▶ _Exercise requirements_: Of all the lines in the records, how many hold the word "authentication"? Answer with the number only.

▶ _Records provided_:
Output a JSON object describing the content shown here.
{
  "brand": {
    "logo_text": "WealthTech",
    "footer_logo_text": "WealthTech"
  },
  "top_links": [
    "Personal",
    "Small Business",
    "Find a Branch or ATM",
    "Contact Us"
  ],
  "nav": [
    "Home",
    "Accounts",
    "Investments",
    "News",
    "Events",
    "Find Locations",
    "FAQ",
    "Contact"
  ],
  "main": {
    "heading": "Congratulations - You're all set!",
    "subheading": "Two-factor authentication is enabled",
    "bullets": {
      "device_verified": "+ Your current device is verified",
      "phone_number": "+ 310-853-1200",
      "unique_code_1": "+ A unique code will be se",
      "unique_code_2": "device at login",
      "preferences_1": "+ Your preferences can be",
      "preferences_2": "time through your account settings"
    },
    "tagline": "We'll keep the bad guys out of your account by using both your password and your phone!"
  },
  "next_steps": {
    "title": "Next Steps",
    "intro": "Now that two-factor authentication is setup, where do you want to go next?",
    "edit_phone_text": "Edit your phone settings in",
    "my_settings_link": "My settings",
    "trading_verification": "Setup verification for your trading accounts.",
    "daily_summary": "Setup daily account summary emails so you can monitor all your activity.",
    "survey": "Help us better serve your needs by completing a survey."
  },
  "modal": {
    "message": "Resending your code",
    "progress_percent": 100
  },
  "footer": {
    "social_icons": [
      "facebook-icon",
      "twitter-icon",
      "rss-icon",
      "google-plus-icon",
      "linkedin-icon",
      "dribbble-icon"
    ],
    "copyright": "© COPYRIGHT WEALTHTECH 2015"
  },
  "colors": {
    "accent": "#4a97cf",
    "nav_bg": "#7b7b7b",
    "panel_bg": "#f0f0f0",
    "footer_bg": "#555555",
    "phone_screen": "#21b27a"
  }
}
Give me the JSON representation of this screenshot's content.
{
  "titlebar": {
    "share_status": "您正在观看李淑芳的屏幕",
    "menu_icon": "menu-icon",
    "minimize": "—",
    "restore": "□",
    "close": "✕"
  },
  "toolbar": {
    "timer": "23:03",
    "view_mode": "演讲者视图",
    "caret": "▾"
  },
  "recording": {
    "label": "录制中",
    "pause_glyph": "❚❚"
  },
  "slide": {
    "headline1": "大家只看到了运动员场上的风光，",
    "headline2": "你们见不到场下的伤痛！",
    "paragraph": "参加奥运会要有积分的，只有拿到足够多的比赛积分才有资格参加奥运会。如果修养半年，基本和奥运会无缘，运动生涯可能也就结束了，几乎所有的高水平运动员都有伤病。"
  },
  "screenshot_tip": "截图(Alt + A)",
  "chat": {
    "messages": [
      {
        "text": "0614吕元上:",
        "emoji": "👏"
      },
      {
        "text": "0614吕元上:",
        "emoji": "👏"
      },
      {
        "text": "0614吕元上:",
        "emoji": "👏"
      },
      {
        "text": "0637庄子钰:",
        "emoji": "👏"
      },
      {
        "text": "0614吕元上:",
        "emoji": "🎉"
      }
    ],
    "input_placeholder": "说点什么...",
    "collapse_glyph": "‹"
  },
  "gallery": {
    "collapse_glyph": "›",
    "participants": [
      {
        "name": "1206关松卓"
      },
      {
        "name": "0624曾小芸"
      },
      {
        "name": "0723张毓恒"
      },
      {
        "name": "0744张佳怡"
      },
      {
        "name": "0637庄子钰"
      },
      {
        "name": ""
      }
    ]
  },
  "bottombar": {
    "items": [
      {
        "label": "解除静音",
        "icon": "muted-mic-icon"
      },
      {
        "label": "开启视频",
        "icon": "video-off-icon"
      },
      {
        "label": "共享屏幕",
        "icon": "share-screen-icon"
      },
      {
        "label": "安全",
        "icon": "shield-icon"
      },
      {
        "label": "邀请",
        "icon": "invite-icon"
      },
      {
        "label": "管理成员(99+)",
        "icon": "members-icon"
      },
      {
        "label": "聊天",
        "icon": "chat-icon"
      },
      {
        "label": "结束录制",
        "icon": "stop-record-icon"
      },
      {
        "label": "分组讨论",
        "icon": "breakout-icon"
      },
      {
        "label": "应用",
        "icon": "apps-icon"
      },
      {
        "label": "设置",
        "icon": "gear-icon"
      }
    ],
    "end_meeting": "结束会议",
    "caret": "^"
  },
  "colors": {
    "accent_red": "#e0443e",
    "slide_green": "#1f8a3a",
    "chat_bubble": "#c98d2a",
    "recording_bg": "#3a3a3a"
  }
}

▶ _Exercise response_: 2